Data entries
** Begin **
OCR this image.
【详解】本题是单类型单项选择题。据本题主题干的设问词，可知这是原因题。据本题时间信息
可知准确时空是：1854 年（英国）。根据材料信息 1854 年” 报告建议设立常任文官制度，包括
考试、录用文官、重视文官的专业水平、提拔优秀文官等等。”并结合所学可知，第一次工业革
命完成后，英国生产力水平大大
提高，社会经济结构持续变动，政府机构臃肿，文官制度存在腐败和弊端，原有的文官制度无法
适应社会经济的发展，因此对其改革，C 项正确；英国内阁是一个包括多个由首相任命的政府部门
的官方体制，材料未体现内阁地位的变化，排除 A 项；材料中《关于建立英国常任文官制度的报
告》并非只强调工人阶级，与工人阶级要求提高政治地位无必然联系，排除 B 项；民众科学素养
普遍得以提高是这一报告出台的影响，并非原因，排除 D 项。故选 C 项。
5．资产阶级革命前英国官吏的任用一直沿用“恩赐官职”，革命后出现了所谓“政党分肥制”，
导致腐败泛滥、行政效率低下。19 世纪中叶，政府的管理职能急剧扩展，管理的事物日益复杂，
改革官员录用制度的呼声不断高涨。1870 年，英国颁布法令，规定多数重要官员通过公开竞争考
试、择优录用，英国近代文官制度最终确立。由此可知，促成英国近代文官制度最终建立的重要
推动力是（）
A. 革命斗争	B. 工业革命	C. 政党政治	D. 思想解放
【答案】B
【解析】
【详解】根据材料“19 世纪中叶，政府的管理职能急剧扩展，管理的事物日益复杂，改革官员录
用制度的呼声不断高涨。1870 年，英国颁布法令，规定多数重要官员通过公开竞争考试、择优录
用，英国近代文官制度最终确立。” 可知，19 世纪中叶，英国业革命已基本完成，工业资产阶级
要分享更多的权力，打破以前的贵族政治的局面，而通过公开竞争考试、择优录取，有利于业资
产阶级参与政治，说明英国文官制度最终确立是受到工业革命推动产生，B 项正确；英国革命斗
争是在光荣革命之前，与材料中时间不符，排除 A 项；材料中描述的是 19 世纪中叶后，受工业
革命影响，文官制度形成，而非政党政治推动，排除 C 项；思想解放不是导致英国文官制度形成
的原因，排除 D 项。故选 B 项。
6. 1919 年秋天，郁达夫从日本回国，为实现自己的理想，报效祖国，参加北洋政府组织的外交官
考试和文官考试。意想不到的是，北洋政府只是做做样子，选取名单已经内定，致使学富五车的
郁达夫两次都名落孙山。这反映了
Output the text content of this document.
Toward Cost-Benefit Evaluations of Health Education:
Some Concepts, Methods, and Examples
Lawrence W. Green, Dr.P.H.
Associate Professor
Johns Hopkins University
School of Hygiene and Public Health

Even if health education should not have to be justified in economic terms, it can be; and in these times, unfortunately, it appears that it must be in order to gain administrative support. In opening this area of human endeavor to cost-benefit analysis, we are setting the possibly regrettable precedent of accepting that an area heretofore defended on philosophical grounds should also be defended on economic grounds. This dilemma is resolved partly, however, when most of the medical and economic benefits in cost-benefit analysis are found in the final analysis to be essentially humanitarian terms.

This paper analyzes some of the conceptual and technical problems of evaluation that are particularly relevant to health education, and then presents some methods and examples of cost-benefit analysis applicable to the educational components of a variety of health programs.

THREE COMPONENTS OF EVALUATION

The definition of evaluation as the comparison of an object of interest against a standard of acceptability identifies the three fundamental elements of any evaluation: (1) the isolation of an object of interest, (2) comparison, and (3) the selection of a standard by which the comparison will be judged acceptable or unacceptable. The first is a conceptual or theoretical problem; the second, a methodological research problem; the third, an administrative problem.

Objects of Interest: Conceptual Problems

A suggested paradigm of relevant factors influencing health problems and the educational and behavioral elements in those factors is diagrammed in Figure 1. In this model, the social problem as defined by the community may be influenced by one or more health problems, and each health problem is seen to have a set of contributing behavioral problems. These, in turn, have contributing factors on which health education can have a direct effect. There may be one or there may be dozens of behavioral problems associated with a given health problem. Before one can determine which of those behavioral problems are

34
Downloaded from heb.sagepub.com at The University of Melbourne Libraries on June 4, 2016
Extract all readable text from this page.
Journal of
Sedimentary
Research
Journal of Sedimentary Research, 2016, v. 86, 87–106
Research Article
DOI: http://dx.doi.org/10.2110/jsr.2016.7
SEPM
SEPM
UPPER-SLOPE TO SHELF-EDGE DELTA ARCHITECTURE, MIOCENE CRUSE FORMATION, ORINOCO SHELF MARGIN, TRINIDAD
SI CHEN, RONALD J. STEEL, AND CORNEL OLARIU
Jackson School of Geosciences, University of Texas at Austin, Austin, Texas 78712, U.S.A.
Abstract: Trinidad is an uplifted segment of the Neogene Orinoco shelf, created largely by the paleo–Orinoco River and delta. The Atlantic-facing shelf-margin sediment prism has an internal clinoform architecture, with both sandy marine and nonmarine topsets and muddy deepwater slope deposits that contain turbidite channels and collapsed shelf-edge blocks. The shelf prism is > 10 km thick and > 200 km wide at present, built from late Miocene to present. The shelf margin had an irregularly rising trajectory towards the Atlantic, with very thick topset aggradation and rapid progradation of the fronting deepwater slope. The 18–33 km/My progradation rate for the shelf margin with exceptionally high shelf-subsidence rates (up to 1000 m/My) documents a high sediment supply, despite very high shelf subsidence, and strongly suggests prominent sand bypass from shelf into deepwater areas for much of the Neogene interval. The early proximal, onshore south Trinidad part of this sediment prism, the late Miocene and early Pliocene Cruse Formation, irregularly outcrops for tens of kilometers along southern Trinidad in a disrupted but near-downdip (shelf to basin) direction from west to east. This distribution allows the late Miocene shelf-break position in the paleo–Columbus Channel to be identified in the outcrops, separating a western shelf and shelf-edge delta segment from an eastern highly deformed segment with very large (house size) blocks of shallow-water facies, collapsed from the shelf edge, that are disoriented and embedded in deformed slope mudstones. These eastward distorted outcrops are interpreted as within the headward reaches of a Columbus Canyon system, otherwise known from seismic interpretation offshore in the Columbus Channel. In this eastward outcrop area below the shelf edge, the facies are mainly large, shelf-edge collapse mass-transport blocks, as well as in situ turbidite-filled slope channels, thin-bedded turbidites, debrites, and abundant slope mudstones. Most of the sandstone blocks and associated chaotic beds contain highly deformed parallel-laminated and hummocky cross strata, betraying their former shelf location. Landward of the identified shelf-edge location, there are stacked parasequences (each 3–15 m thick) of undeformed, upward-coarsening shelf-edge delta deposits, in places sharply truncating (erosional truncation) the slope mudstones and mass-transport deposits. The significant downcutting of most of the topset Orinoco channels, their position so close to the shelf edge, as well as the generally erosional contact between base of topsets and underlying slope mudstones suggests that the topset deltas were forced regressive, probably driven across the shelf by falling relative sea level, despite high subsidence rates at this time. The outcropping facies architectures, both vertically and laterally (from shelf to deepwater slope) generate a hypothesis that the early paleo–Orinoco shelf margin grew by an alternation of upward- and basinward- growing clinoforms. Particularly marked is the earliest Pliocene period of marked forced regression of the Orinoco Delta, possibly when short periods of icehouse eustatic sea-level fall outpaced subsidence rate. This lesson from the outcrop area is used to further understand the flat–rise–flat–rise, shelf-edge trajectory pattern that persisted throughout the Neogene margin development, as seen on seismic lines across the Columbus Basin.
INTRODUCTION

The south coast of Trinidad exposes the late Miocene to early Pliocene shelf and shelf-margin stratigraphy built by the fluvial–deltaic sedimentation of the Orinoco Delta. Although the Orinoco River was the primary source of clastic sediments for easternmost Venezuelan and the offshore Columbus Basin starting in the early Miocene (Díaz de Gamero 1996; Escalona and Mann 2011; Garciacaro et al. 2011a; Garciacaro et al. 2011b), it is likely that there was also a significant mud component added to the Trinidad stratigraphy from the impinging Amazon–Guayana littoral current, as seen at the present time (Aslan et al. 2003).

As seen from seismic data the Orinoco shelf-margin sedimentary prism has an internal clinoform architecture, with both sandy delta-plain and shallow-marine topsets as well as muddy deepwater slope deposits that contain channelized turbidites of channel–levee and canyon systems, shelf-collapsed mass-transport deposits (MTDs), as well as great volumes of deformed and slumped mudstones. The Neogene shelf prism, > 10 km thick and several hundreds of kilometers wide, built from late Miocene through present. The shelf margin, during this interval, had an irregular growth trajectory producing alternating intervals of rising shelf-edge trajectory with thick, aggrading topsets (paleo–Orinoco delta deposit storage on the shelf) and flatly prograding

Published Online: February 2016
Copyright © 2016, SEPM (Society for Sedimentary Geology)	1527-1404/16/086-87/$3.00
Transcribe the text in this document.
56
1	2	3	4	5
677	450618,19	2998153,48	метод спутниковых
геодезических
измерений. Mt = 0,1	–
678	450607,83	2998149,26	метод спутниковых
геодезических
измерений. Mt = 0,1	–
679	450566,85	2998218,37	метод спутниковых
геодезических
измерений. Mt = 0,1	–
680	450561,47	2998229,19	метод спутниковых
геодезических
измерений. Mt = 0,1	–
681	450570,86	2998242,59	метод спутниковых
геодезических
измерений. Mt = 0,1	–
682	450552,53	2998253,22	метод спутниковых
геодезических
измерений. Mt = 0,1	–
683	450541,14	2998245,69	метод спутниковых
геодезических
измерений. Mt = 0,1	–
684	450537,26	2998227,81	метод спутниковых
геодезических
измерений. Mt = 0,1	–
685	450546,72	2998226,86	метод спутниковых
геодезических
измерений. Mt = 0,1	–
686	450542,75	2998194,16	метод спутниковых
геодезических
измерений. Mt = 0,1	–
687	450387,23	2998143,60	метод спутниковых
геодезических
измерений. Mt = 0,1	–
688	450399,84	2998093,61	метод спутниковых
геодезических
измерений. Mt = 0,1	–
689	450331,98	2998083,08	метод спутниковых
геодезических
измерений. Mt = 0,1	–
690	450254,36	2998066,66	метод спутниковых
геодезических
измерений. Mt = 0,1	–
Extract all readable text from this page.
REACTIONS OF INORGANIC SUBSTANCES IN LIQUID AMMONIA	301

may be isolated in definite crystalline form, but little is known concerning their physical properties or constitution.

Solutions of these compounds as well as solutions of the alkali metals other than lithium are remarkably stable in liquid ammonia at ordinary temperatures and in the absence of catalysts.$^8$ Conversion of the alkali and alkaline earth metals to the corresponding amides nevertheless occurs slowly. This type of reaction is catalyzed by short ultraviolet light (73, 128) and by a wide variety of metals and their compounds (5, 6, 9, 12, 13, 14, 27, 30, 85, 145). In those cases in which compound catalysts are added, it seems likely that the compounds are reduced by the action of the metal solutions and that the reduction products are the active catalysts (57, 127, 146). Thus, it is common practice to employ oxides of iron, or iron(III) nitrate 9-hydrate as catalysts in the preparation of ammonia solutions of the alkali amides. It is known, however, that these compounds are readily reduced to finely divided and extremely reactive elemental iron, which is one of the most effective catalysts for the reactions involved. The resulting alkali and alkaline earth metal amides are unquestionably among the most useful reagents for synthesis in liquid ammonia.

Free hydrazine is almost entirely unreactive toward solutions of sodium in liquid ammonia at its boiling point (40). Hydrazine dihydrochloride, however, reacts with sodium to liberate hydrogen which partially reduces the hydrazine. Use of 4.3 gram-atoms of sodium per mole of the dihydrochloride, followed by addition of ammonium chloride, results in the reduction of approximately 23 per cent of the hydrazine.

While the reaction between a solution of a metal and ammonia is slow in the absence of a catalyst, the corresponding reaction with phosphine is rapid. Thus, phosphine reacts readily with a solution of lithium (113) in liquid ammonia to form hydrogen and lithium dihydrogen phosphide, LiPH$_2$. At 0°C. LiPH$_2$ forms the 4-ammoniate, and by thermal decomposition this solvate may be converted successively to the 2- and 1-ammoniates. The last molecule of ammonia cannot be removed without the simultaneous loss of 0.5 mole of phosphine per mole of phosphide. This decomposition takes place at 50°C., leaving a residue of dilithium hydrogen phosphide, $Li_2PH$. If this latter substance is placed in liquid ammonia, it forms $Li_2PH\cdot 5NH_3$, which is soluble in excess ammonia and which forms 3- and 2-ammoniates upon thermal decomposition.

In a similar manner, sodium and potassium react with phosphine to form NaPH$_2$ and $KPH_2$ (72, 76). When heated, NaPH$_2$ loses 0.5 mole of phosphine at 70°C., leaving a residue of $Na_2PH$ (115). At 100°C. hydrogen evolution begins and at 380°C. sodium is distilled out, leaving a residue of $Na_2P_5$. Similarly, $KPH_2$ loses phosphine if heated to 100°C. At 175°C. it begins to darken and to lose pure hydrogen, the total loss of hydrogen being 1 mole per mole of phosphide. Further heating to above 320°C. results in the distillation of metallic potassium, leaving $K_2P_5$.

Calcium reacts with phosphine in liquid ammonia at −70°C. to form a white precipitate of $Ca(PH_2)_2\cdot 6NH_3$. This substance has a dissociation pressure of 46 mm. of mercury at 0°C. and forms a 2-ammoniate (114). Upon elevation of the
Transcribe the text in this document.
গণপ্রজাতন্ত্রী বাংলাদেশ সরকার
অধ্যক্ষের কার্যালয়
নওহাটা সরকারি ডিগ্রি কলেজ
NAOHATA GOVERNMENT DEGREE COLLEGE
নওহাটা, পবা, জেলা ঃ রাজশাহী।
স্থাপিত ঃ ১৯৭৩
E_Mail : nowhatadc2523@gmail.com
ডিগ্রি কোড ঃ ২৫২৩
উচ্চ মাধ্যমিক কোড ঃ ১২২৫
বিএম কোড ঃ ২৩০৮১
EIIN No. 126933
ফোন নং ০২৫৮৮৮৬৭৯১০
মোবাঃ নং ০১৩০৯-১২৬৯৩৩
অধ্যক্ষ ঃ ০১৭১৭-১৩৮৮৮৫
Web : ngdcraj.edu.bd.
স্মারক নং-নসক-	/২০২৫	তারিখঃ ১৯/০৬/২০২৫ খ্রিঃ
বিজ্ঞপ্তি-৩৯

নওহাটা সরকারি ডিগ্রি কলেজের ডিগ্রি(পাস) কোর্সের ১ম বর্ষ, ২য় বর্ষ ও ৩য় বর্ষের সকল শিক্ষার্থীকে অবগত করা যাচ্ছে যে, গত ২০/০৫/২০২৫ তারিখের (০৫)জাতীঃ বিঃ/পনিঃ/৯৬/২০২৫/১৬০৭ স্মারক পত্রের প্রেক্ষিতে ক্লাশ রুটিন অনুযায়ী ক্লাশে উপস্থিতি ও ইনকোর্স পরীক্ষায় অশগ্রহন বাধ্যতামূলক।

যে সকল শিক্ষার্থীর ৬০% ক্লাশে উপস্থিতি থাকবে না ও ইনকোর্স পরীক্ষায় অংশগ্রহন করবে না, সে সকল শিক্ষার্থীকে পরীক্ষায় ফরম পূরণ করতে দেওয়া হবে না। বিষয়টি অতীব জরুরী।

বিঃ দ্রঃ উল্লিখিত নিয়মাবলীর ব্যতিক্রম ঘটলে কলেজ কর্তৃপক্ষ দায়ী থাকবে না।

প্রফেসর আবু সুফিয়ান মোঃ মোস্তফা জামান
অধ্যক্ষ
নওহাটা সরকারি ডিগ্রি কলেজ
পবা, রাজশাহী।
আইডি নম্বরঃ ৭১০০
** End **
● **What you will do**: Copy each line in the data that holds the word "管理的事物日益复杂".

● **Expected answer**:
导致腐败泛滥、行政效率低下。19 世纪中叶，政府的管理职能急剧扩展，管理的事物日益复杂，
【详解】根据材料“19 世纪中叶，政府的管理职能急剧扩展，管理的事物日益复杂，改革官员录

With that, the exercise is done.